Task goal:
Set the data down again, exactly as it reads, but without the pictures.

Material for the task:

* * * * * * * * *

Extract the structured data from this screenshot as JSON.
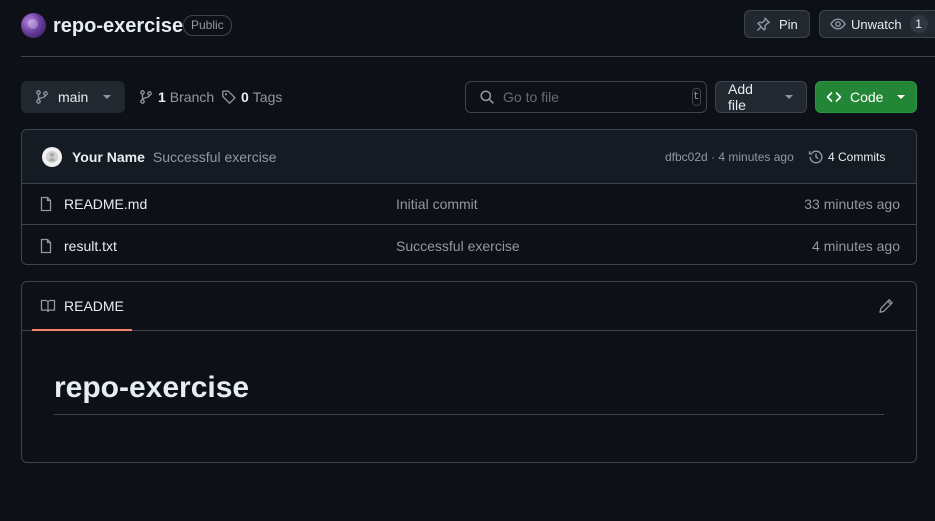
{
  "repo": {
    "name": "repo-exercise",
    "visibility": "Public"
  },
  "header_actions": {
    "pin_label": "Pin",
    "unwatch_label": "Unwatch",
    "watch_count": "1"
  },
  "toolbar": {
    "branch": "main",
    "branch_count": "1",
    "branch_label": "Branch",
    "tag_count": "0",
    "tag_label": "Tags",
    "search_placeholder": "Go to file",
    "search_shortcut": "t",
    "add_file_label": "Add file",
    "code_label": "Code"
  },
  "latest_commit": {
    "author": "Your Name",
    "message": "Successful exercise",
    "meta": "dfbc02d · 4 minutes ago",
    "commits_label": "4 Commits"
  },
  "files": [
    {
      "name": "README.md",
      "commit": "Initial commit",
      "time": "33 minutes ago"
    },
    {
      "name": "result.txt",
      "commit": "Successful exercise",
      "time": "4 minutes ago"
    }
  ],
  "readme": {
    "tab_label": "README",
    "title": "repo-exercise"
  },
  "colors": {
    "background": "#0d1117",
    "border": "#3d444d",
    "code_button": "#238636",
    "tab_underline": "#f78166"
  }
}
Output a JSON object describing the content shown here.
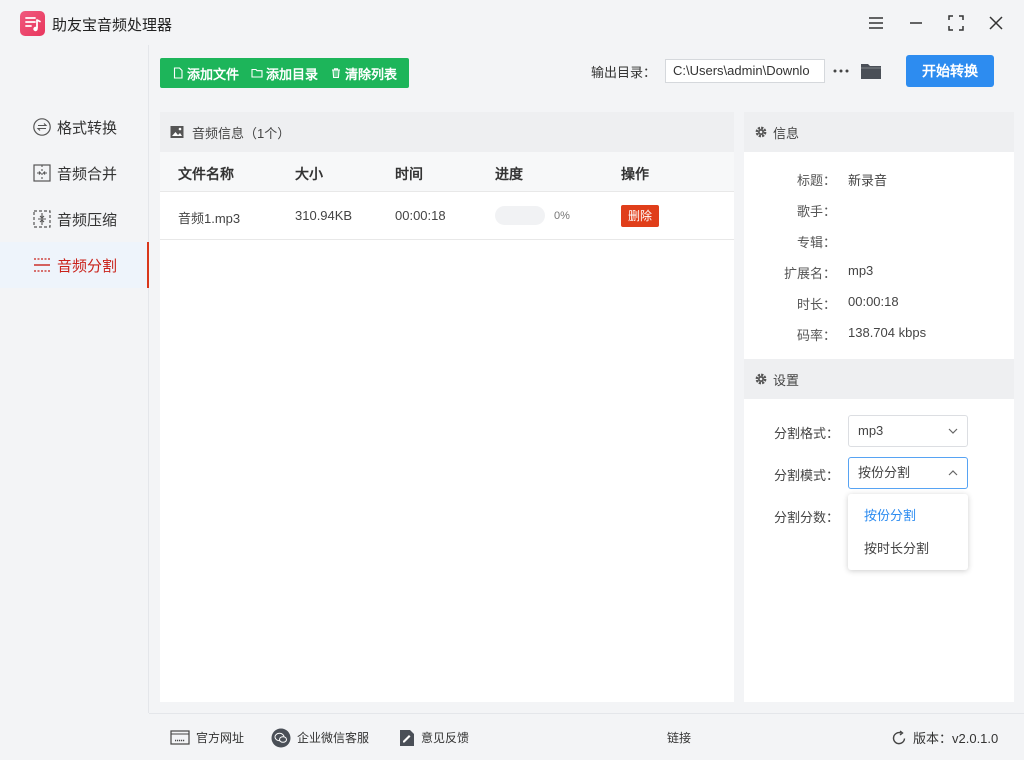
{
  "app": {
    "title": "助友宝音频处理器"
  },
  "sidebar": {
    "items": [
      {
        "label": "格式转换",
        "icon": "format-convert-icon"
      },
      {
        "label": "音频合并",
        "icon": "merge-icon"
      },
      {
        "label": "音频压缩",
        "icon": "compress-icon"
      },
      {
        "label": "音频分割",
        "icon": "split-icon",
        "active": true
      }
    ]
  },
  "toolbar": {
    "add_file": "添加文件",
    "add_dir": "添加目录",
    "clear_list": "清除列表",
    "output_label": "输出目录：",
    "output_path": "C:\\Users\\admin\\Downlo",
    "start": "开始转换"
  },
  "file_panel": {
    "title": "音频信息（1个）",
    "columns": [
      "文件名称",
      "大小",
      "时间",
      "进度",
      "操作"
    ],
    "rows": [
      {
        "name": "音频1.mp3",
        "size": "310.94KB",
        "time": "00:00:18",
        "progress_pct": 0,
        "progress_text": "0%",
        "action": "删除"
      }
    ]
  },
  "info_panel": {
    "title": "信息",
    "fields": [
      {
        "key": "标题：",
        "value": "新录音"
      },
      {
        "key": "歌手：",
        "value": ""
      },
      {
        "key": "专辑：",
        "value": ""
      },
      {
        "key": "扩展名：",
        "value": "mp3"
      },
      {
        "key": "时长：",
        "value": "00:00:18"
      },
      {
        "key": "码率：",
        "value": "138.704 kbps"
      }
    ]
  },
  "settings_panel": {
    "title": "设置",
    "format_label": "分割格式：",
    "format_value": "mp3",
    "mode_label": "分割模式：",
    "mode_value": "按份分割",
    "count_label": "分割分数：",
    "mode_options": [
      "按份分割",
      "按时长分割"
    ]
  },
  "footer": {
    "website": "官方网址",
    "wechat": "企业微信客服",
    "feedback": "意见反馈",
    "link": "链接",
    "version": "版本：v2.0.1.0"
  },
  "colors": {
    "green": "#1db55a",
    "blue": "#2d8cf0",
    "red": "#e03e1a",
    "active_red": "#c9221a"
  }
}
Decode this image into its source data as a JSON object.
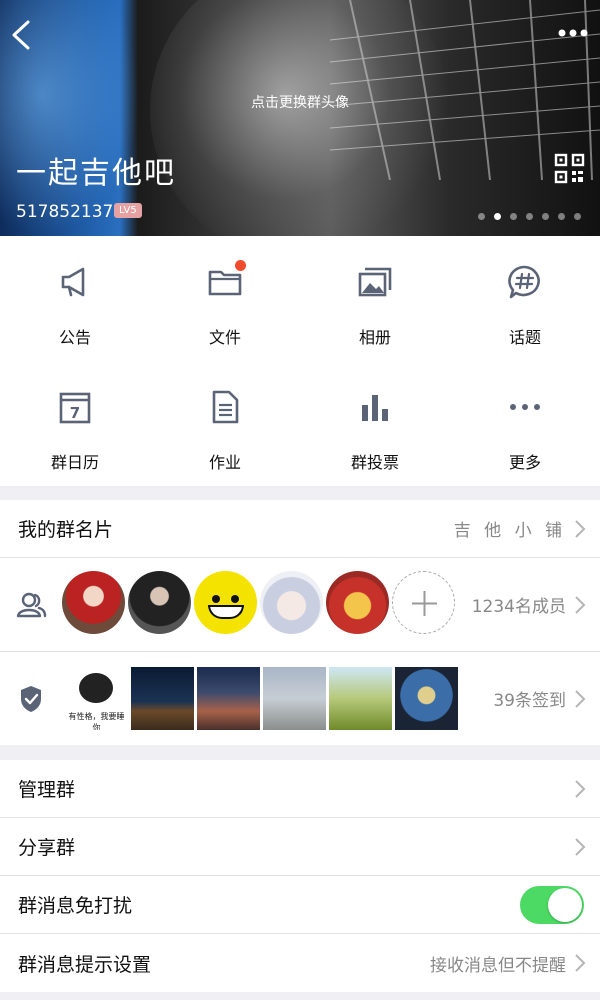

* * * * * * * * *

Exercise result:
Extract the structured data from this screenshot as JSON.
{
  "repo": {
    "name": "repo-exercise",
    "visibility": "Public"
  },
  "header_actions": {
    "pin_label": "Pin",
    "unwatch_label": "Unwatch",
    "watch_count": "1"
  },
  "toolbar": {
    "branch": "main",
    "branch_count": "1",
    "branch_label": "Branch",
    "tag_count": "0",
    "tag_label": "Tags",
    "search_placeholder": "Go to file",
    "search_shortcut": "t",
    "add_file_label": "Add file",
    "code_label": "Code"
  },
  "latest_commit": {
    "author": "Your Name",
    "message": "Successful exercise",
    "meta": "dfbc02d · 4 minutes ago",
    "commits_label": "4 Commits"
  },
  "files": [
    {
      "name": "README.md",
      "commit": "Initial commit",
      "time": "33 minutes ago"
    },
    {
      "name": "result.txt",
      "commit": "Successful exercise",
      "time": "4 minutes ago"
    }
  ],
  "readme": {
    "tab_label": "README",
    "title": "repo-exercise"
  },
  "colors": {
    "background": "#0d1117",
    "border": "#3d444d",
    "code_button": "#238636",
    "tab_underline": "#f78166"
  }
}
Output a JSON object describing the content shown here.
{
  "app": {
    "title": "助友宝音频处理器"
  },
  "sidebar": {
    "items": [
      {
        "label": "格式转换",
        "icon": "format-convert-icon"
      },
      {
        "label": "音频合并",
        "icon": "merge-icon"
      },
      {
        "label": "音频压缩",
        "icon": "compress-icon"
      },
      {
        "label": "音频分割",
        "icon": "split-icon",
        "active": true
      }
    ]
  },
  "toolbar": {
    "add_file": "添加文件",
    "add_dir": "添加目录",
    "clear_list": "清除列表",
    "output_label": "输出目录：",
    "output_path": "C:\\Users\\admin\\Downlo",
    "start": "开始转换"
  },
  "file_panel": {
    "title": "音频信息（1个）",
    "columns": [
      "文件名称",
      "大小",
      "时间",
      "进度",
      "操作"
    ],
    "rows": [
      {
        "name": "音频1.mp3",
        "size": "310.94KB",
        "time": "00:00:18",
        "progress_pct": 0,
        "progress_text": "0%",
        "action": "删除"
      }
    ]
  },
  "info_panel": {
    "title": "信息",
    "fields": [
      {
        "key": "标题：",
        "value": "新录音"
      },
      {
        "key": "歌手：",
        "value": ""
      },
      {
        "key": "专辑：",
        "value": ""
      },
      {
        "key": "扩展名：",
        "value": "mp3"
      },
      {
        "key": "时长：",
        "value": "00:00:18"
      },
      {
        "key": "码率：",
        "value": "138.704 kbps"
      }
    ]
  },
  "settings_panel": {
    "title": "设置",
    "format_label": "分割格式：",
    "format_value": "mp3",
    "mode_label": "分割模式：",
    "mode_value": "按份分割",
    "count_label": "分割分数：",
    "mode_options": [
      "按份分割",
      "按时长分割"
    ]
  },
  "footer": {
    "website": "官方网址",
    "wechat": "企业微信客服",
    "feedback": "意见反馈",
    "link": "链接",
    "version": "版本：v2.0.1.0"
  },
  "colors": {
    "green": "#1db55a",
    "blue": "#2d8cf0",
    "red": "#e03e1a",
    "active_red": "#c9221a"
  }
}
Decode this image into its source data as a JSON object.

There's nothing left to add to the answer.